Dataset items
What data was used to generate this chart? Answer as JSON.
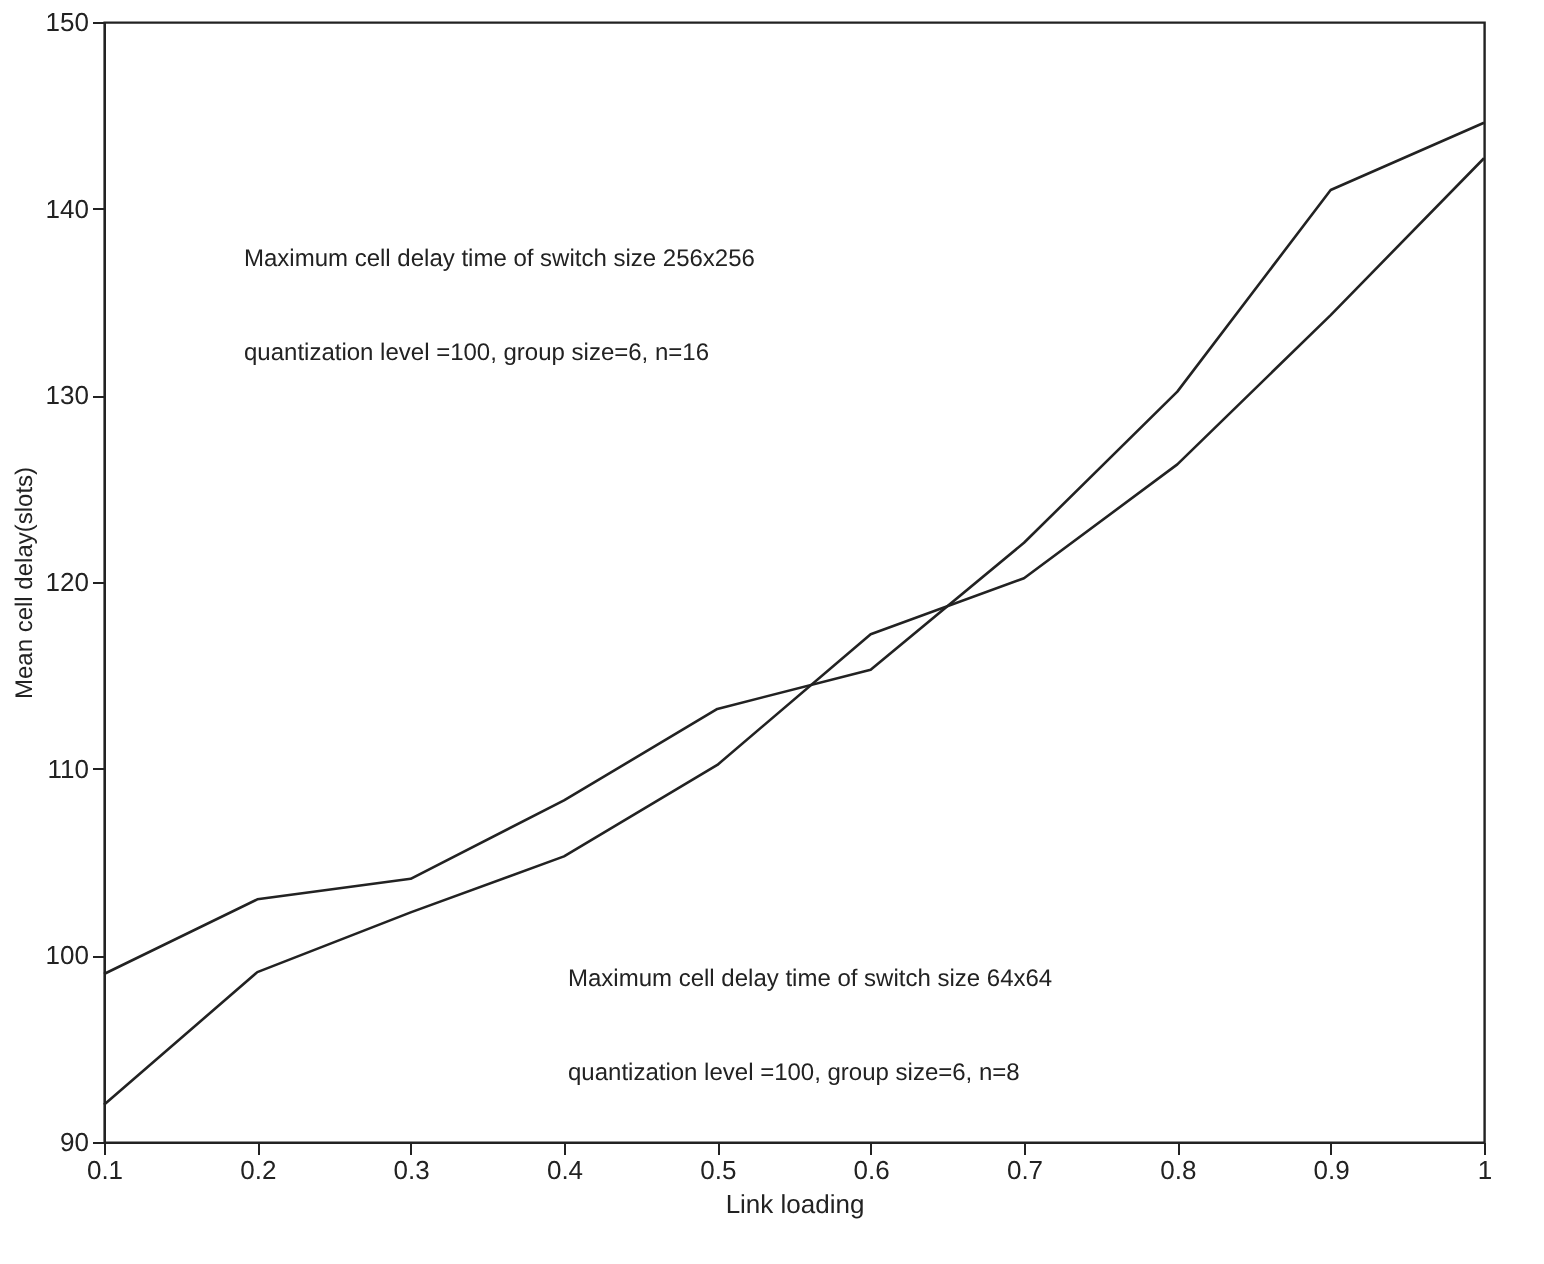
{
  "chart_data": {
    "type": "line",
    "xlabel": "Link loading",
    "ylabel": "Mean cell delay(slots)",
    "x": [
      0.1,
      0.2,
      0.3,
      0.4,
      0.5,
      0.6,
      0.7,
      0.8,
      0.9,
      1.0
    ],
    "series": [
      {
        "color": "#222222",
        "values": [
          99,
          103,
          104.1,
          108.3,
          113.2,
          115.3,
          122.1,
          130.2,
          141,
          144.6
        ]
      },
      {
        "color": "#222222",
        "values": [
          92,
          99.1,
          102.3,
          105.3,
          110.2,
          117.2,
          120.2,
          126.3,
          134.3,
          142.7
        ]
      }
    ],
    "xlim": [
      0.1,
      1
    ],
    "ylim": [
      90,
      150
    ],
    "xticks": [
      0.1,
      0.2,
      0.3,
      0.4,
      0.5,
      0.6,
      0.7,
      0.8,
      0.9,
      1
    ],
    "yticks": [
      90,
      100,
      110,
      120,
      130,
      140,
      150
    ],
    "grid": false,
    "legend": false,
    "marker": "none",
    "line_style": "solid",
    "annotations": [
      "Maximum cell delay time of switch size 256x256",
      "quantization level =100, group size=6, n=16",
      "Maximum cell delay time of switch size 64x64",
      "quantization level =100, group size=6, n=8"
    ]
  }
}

### Task instructions
Return all lines containing the word "size".

### Exercise response
      "Maximum cell delay time of switch size 256x256",
      "quantization level =100, group size=6, n=16",
      "Maximum cell delay time of switch size 64x64",
      "quantization level =100, group size=6, n=8"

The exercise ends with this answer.